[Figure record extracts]
-- Begin --

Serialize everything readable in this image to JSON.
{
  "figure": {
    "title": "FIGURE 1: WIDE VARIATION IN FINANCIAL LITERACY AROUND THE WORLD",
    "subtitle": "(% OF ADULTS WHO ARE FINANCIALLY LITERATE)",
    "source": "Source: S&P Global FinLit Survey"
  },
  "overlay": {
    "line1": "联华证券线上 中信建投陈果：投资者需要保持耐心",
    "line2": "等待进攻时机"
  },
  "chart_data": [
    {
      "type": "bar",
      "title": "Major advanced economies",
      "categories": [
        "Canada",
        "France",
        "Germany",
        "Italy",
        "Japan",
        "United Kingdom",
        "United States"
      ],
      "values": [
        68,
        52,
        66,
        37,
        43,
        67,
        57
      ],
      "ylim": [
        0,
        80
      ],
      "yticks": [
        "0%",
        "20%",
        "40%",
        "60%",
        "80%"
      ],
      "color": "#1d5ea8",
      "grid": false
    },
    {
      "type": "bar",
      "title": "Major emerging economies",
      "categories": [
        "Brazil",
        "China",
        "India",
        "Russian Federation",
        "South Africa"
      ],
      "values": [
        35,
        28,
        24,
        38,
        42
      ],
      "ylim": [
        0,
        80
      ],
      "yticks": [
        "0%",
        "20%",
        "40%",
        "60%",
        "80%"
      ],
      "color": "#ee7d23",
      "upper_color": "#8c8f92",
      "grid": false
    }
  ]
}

-- End --

_WORK TO BE COMPLETED_
Go through the data and return every record exactly.

_RESULT FOR THIS EXERCISE_
Serialize everything readable in this image to JSON.
{
  "figure": {
    "title": "FIGURE 1: WIDE VARIATION IN FINANCIAL LITERACY AROUND THE WORLD",
    "subtitle": "(% OF ADULTS WHO ARE FINANCIALLY LITERATE)",
    "source": "Source: S&P Global FinLit Survey"
  },
  "overlay": {
    "line1": "联华证券线上 中信建投陈果：投资者需要保持耐心",
    "line2": "等待进攻时机"
  },
  "chart_data": [
    {
      "type": "bar",
      "title": "Major advanced economies",
      "categories": [
        "Canada",
        "France",
        "Germany",
        "Italy",
        "Japan",
        "United Kingdom",
        "United States"
      ],
      "values": [
        68,
        52,
        66,
        37,
        43,
        67,
        57
      ],
      "ylim": [
        0,
        80
      ],
      "yticks": [
        "0%",
        "20%",
        "40%",
        "60%",
        "80%"
      ],
      "color": "#1d5ea8",
      "grid": false
    },
    {
      "type": "bar",
      "title": "Major emerging economies",
      "categories": [
        "Brazil",
        "China",
        "India",
        "Russian Federation",
        "South Africa"
      ],
      "values": [
        35,
        28,
        24,
        38,
        42
      ],
      "ylim": [
        0,
        80
      ],
      "yticks": [
        "0%",
        "20%",
        "40%",
        "60%",
        "80%"
      ],
      "color": "#ee7d23",
      "upper_color": "#8c8f92",
      "grid": false
    }
  ]
}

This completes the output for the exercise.